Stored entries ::
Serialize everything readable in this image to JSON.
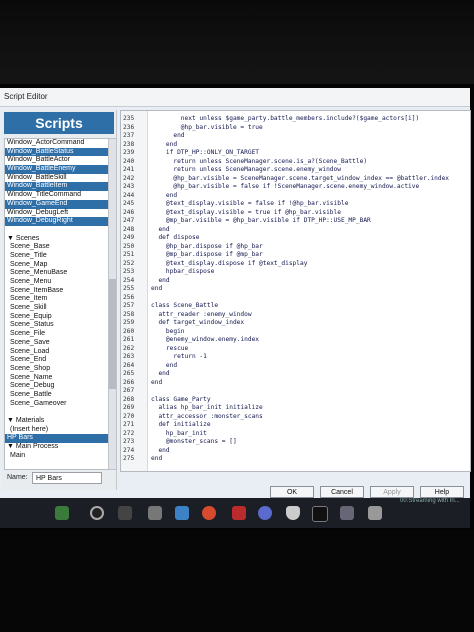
{
  "window": {
    "title": "Script Editor"
  },
  "left": {
    "header": "Scripts",
    "items": [
      {
        "label": "Window_ActorCommand",
        "state": "normal"
      },
      {
        "label": "Window_BattleStatus",
        "state": "sel"
      },
      {
        "label": "Window_BattleActor",
        "state": "normal"
      },
      {
        "label": "Window_BattleEnemy",
        "state": "sel"
      },
      {
        "label": "Window_BattleSkill",
        "state": "normal"
      },
      {
        "label": "Window_BattleItem",
        "state": "sel"
      },
      {
        "label": "Window_TitleCommand",
        "state": "normal"
      },
      {
        "label": "Window_GameEnd",
        "state": "sel"
      },
      {
        "label": "Window_DebugLeft",
        "state": "normal"
      },
      {
        "label": "Window_DebugRight",
        "state": "sel"
      },
      {
        "label": "",
        "state": "normal"
      },
      {
        "label": "▼ Scenes",
        "state": "hdr"
      },
      {
        "label": "Scene_Base",
        "state": "ind"
      },
      {
        "label": "Scene_Title",
        "state": "ind"
      },
      {
        "label": "Scene_Map",
        "state": "ind"
      },
      {
        "label": "Scene_MenuBase",
        "state": "ind"
      },
      {
        "label": "Scene_Menu",
        "state": "ind"
      },
      {
        "label": "Scene_ItemBase",
        "state": "ind"
      },
      {
        "label": "Scene_Item",
        "state": "ind"
      },
      {
        "label": "Scene_Skill",
        "state": "ind"
      },
      {
        "label": "Scene_Equip",
        "state": "ind"
      },
      {
        "label": "Scene_Status",
        "state": "ind"
      },
      {
        "label": "Scene_File",
        "state": "ind"
      },
      {
        "label": "Scene_Save",
        "state": "ind"
      },
      {
        "label": "Scene_Load",
        "state": "ind"
      },
      {
        "label": "Scene_End",
        "state": "ind"
      },
      {
        "label": "Scene_Shop",
        "state": "ind"
      },
      {
        "label": "Scene_Name",
        "state": "ind"
      },
      {
        "label": "Scene_Debug",
        "state": "ind"
      },
      {
        "label": "Scene_Battle",
        "state": "ind"
      },
      {
        "label": "Scene_Gameover",
        "state": "ind"
      },
      {
        "label": "",
        "state": "normal"
      },
      {
        "label": "▼ Materials",
        "state": "hdr"
      },
      {
        "label": "(Insert here)",
        "state": "ind"
      },
      {
        "label": "HP Bars",
        "state": "sel"
      },
      {
        "label": "▼ Main Process",
        "state": "hdr"
      },
      {
        "label": "Main",
        "state": "ind"
      }
    ],
    "name_label": "Name:",
    "name_value": "HP Bars"
  },
  "editor": {
    "lines": [
      {
        "n": "235",
        "t": "        next unless $game_party.battle_members.include?($game_actors[i])"
      },
      {
        "n": "236",
        "t": "        @hp_bar.visible = true"
      },
      {
        "n": "237",
        "t": "      end"
      },
      {
        "n": "238",
        "t": "    end"
      },
      {
        "n": "239",
        "t": "    if DTP_HP::ONLY_ON_TARGET"
      },
      {
        "n": "240",
        "t": "      return unless SceneManager.scene.is_a?(Scene_Battle)"
      },
      {
        "n": "241",
        "t": "      return unless SceneManager.scene.enemy_window"
      },
      {
        "n": "242",
        "t": "      @hp_bar.visible = SceneManager.scene.target_window_index == @battler.index"
      },
      {
        "n": "243",
        "t": "      @hp_bar.visible = false if !SceneManager.scene.enemy_window.active"
      },
      {
        "n": "244",
        "t": "    end"
      },
      {
        "n": "245",
        "t": "    @text_display.visible = false if !@hp_bar.visible"
      },
      {
        "n": "246",
        "t": "    @text_display.visible = true if @hp_bar.visible"
      },
      {
        "n": "247",
        "t": "    @mp_bar.visible = @hp_bar.visible if DTP_HP::USE_MP_BAR"
      },
      {
        "n": "248",
        "t": "  end"
      },
      {
        "n": "249",
        "t": "  def dispose"
      },
      {
        "n": "250",
        "t": "    @hp_bar.dispose if @hp_bar"
      },
      {
        "n": "251",
        "t": "    @mp_bar.dispose if @mp_bar"
      },
      {
        "n": "252",
        "t": "    @text_display.dispose if @text_display"
      },
      {
        "n": "253",
        "t": "    hpbar_dispose"
      },
      {
        "n": "254",
        "t": "  end"
      },
      {
        "n": "255",
        "t": "end"
      },
      {
        "n": "256",
        "t": ""
      },
      {
        "n": "257",
        "t": "class Scene_Battle"
      },
      {
        "n": "258",
        "t": "  attr_reader :enemy_window"
      },
      {
        "n": "259",
        "t": "  def target_window_index"
      },
      {
        "n": "260",
        "t": "    begin"
      },
      {
        "n": "261",
        "t": "    @enemy_window.enemy.index"
      },
      {
        "n": "262",
        "t": "    rescue"
      },
      {
        "n": "263",
        "t": "      return -1"
      },
      {
        "n": "264",
        "t": "    end"
      },
      {
        "n": "265",
        "t": "  end"
      },
      {
        "n": "266",
        "t": "end"
      },
      {
        "n": "267",
        "t": ""
      },
      {
        "n": "268",
        "t": "class Game_Party"
      },
      {
        "n": "269",
        "t": "  alias hp_bar_init initialize"
      },
      {
        "n": "270",
        "t": "  attr_accessor :monster_scans"
      },
      {
        "n": "271",
        "t": "  def initialize"
      },
      {
        "n": "272",
        "t": "    hp_bar_init"
      },
      {
        "n": "273",
        "t": "    @monster_scans = []"
      },
      {
        "n": "274",
        "t": "  end"
      },
      {
        "n": "275",
        "t": "end"
      }
    ]
  },
  "buttons": {
    "ok": "OK",
    "cancel": "Cancel",
    "apply": "Apply",
    "help": "Help"
  },
  "taskbar": {
    "notice": "00:Streaming with In..."
  }
}
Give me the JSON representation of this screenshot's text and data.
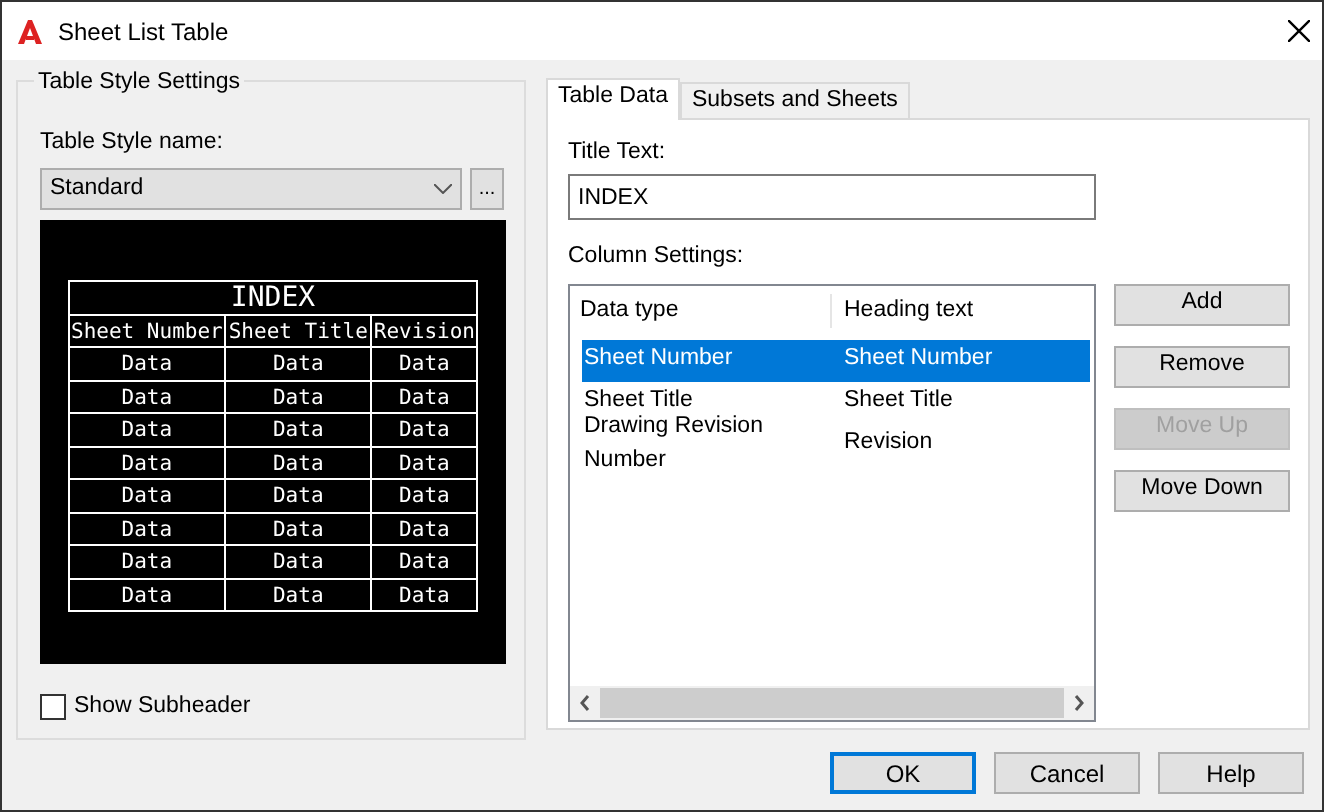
{
  "window": {
    "title": "Sheet List Table"
  },
  "table_style_settings": {
    "legend": "Table Style Settings",
    "style_name_label": "Table Style name:",
    "style_name_value": "Standard",
    "browse_button": "...",
    "preview": {
      "title": "INDEX",
      "columns": [
        "Sheet Number",
        "Sheet Title",
        "Revision"
      ],
      "rows": [
        [
          "Data",
          "Data",
          "Data"
        ],
        [
          "Data",
          "Data",
          "Data"
        ],
        [
          "Data",
          "Data",
          "Data"
        ],
        [
          "Data",
          "Data",
          "Data"
        ],
        [
          "Data",
          "Data",
          "Data"
        ],
        [
          "Data",
          "Data",
          "Data"
        ],
        [
          "Data",
          "Data",
          "Data"
        ],
        [
          "Data",
          "Data",
          "Data"
        ]
      ]
    },
    "show_subheader": {
      "label": "Show Subheader",
      "checked": false
    }
  },
  "tabs": [
    {
      "label": "Table Data",
      "selected": true
    },
    {
      "label": "Subsets and Sheets",
      "selected": false
    }
  ],
  "table_data": {
    "title_text_label": "Title Text:",
    "title_text_value": "INDEX",
    "column_settings_label": "Column Settings:",
    "columns": [
      "Data type",
      "Heading text"
    ],
    "rows": [
      {
        "data_type": "Sheet Number",
        "heading_text": "Sheet Number",
        "selected": true
      },
      {
        "data_type": "Sheet Title",
        "heading_text": "Sheet Title",
        "selected": false
      },
      {
        "data_type": "Drawing Revision Number",
        "heading_text": "Revision",
        "selected": false
      }
    ],
    "buttons": [
      {
        "label": "Add",
        "disabled": false
      },
      {
        "label": "Remove",
        "disabled": false
      },
      {
        "label": "Move Up",
        "disabled": true
      },
      {
        "label": "Move Down",
        "disabled": false
      }
    ]
  },
  "footer_buttons": [
    {
      "label": "OK",
      "default": true
    },
    {
      "label": "Cancel",
      "default": false
    },
    {
      "label": "Help",
      "default": false
    }
  ]
}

Exercise aim :: Repeat the records above verbatim, with no pictures in the result.

Worked answer ::
Serialize everything readable in this image to JSON.
{
  "window": {
    "title": "Script Editor"
  },
  "left": {
    "header": "Scripts",
    "items": [
      {
        "label": "Window_ActorCommand",
        "state": "normal"
      },
      {
        "label": "Window_BattleStatus",
        "state": "sel"
      },
      {
        "label": "Window_BattleActor",
        "state": "normal"
      },
      {
        "label": "Window_BattleEnemy",
        "state": "sel"
      },
      {
        "label": "Window_BattleSkill",
        "state": "normal"
      },
      {
        "label": "Window_BattleItem",
        "state": "sel"
      },
      {
        "label": "Window_TitleCommand",
        "state": "normal"
      },
      {
        "label": "Window_GameEnd",
        "state": "sel"
      },
      {
        "label": "Window_DebugLeft",
        "state": "normal"
      },
      {
        "label": "Window_DebugRight",
        "state": "sel"
      },
      {
        "label": "",
        "state": "normal"
      },
      {
        "label": "▼ Scenes",
        "state": "hdr"
      },
      {
        "label": "Scene_Base",
        "state": "ind"
      },
      {
        "label": "Scene_Title",
        "state": "ind"
      },
      {
        "label": "Scene_Map",
        "state": "ind"
      },
      {
        "label": "Scene_MenuBase",
        "state": "ind"
      },
      {
        "label": "Scene_Menu",
        "state": "ind"
      },
      {
        "label": "Scene_ItemBase",
        "state": "ind"
      },
      {
        "label": "Scene_Item",
        "state": "ind"
      },
      {
        "label": "Scene_Skill",
        "state": "ind"
      },
      {
        "label": "Scene_Equip",
        "state": "ind"
      },
      {
        "label": "Scene_Status",
        "state": "ind"
      },
      {
        "label": "Scene_File",
        "state": "ind"
      },
      {
        "label": "Scene_Save",
        "state": "ind"
      },
      {
        "label": "Scene_Load",
        "state": "ind"
      },
      {
        "label": "Scene_End",
        "state": "ind"
      },
      {
        "label": "Scene_Shop",
        "state": "ind"
      },
      {
        "label": "Scene_Name",
        "state": "ind"
      },
      {
        "label": "Scene_Debug",
        "state": "ind"
      },
      {
        "label": "Scene_Battle",
        "state": "ind"
      },
      {
        "label": "Scene_Gameover",
        "state": "ind"
      },
      {
        "label": "",
        "state": "normal"
      },
      {
        "label": "▼ Materials",
        "state": "hdr"
      },
      {
        "label": "(Insert here)",
        "state": "ind"
      },
      {
        "label": "HP Bars",
        "state": "sel"
      },
      {
        "label": "▼ Main Process",
        "state": "hdr"
      },
      {
        "label": "Main",
        "state": "ind"
      }
    ],
    "name_label": "Name:",
    "name_value": "HP Bars"
  },
  "editor": {
    "lines": [
      {
        "n": "235",
        "t": "        next unless $game_party.battle_members.include?($game_actors[i])"
      },
      {
        "n": "236",
        "t": "        @hp_bar.visible = true"
      },
      {
        "n": "237",
        "t": "      end"
      },
      {
        "n": "238",
        "t": "    end"
      },
      {
        "n": "239",
        "t": "    if DTP_HP::ONLY_ON_TARGET"
      },
      {
        "n": "240",
        "t": "      return unless SceneManager.scene.is_a?(Scene_Battle)"
      },
      {
        "n": "241",
        "t": "      return unless SceneManager.scene.enemy_window"
      },
      {
        "n": "242",
        "t": "      @hp_bar.visible = SceneManager.scene.target_window_index == @battler.index"
      },
      {
        "n": "243",
        "t": "      @hp_bar.visible = false if !SceneManager.scene.enemy_window.active"
      },
      {
        "n": "244",
        "t": "    end"
      },
      {
        "n": "245",
        "t": "    @text_display.visible = false if !@hp_bar.visible"
      },
      {
        "n": "246",
        "t": "    @text_display.visible = true if @hp_bar.visible"
      },
      {
        "n": "247",
        "t": "    @mp_bar.visible = @hp_bar.visible if DTP_HP::USE_MP_BAR"
      },
      {
        "n": "248",
        "t": "  end"
      },
      {
        "n": "249",
        "t": "  def dispose"
      },
      {
        "n": "250",
        "t": "    @hp_bar.dispose if @hp_bar"
      },
      {
        "n": "251",
        "t": "    @mp_bar.dispose if @mp_bar"
      },
      {
        "n": "252",
        "t": "    @text_display.dispose if @text_display"
      },
      {
        "n": "253",
        "t": "    hpbar_dispose"
      },
      {
        "n": "254",
        "t": "  end"
      },
      {
        "n": "255",
        "t": "end"
      },
      {
        "n": "256",
        "t": ""
      },
      {
        "n": "257",
        "t": "class Scene_Battle"
      },
      {
        "n": "258",
        "t": "  attr_reader :enemy_window"
      },
      {
        "n": "259",
        "t": "  def target_window_index"
      },
      {
        "n": "260",
        "t": "    begin"
      },
      {
        "n": "261",
        "t": "    @enemy_window.enemy.index"
      },
      {
        "n": "262",
        "t": "    rescue"
      },
      {
        "n": "263",
        "t": "      return -1"
      },
      {
        "n": "264",
        "t": "    end"
      },
      {
        "n": "265",
        "t": "  end"
      },
      {
        "n": "266",
        "t": "end"
      },
      {
        "n": "267",
        "t": ""
      },
      {
        "n": "268",
        "t": "class Game_Party"
      },
      {
        "n": "269",
        "t": "  alias hp_bar_init initialize"
      },
      {
        "n": "270",
        "t": "  attr_accessor :monster_scans"
      },
      {
        "n": "271",
        "t": "  def initialize"
      },
      {
        "n": "272",
        "t": "    hp_bar_init"
      },
      {
        "n": "273",
        "t": "    @monster_scans = []"
      },
      {
        "n": "274",
        "t": "  end"
      },
      {
        "n": "275",
        "t": "end"
      }
    ]
  },
  "buttons": {
    "ok": "OK",
    "cancel": "Cancel",
    "apply": "Apply",
    "help": "Help"
  },
  "taskbar": {
    "notice": "00:Streaming with In..."
  }
}
Give me the JSON representation of this screenshot's text and data.
{
  "window": {
    "title": "Sheet List Table"
  },
  "table_style_settings": {
    "legend": "Table Style Settings",
    "style_name_label": "Table Style name:",
    "style_name_value": "Standard",
    "browse_button": "...",
    "preview": {
      "title": "INDEX",
      "columns": [
        "Sheet Number",
        "Sheet Title",
        "Revision"
      ],
      "rows": [
        [
          "Data",
          "Data",
          "Data"
        ],
        [
          "Data",
          "Data",
          "Data"
        ],
        [
          "Data",
          "Data",
          "Data"
        ],
        [
          "Data",
          "Data",
          "Data"
        ],
        [
          "Data",
          "Data",
          "Data"
        ],
        [
          "Data",
          "Data",
          "Data"
        ],
        [
          "Data",
          "Data",
          "Data"
        ],
        [
          "Data",
          "Data",
          "Data"
        ]
      ]
    },
    "show_subheader": {
      "label": "Show Subheader",
      "checked": false
    }
  },
  "tabs": [
    {
      "label": "Table Data",
      "selected": true
    },
    {
      "label": "Subsets and Sheets",
      "selected": false
    }
  ],
  "table_data": {
    "title_text_label": "Title Text:",
    "title_text_value": "INDEX",
    "column_settings_label": "Column Settings:",
    "columns": [
      "Data type",
      "Heading text"
    ],
    "rows": [
      {
        "data_type": "Sheet Number",
        "heading_text": "Sheet Number",
        "selected": true
      },
      {
        "data_type": "Sheet Title",
        "heading_text": "Sheet Title",
        "selected": false
      },
      {
        "data_type": "Drawing Revision Number",
        "heading_text": "Revision",
        "selected": false
      }
    ],
    "buttons": [
      {
        "label": "Add",
        "disabled": false
      },
      {
        "label": "Remove",
        "disabled": false
      },
      {
        "label": "Move Up",
        "disabled": true
      },
      {
        "label": "Move Down",
        "disabled": false
      }
    ]
  },
  "footer_buttons": [
    {
      "label": "OK",
      "default": true
    },
    {
      "label": "Cancel",
      "default": false
    },
    {
      "label": "Help",
      "default": false
    }
  ]
}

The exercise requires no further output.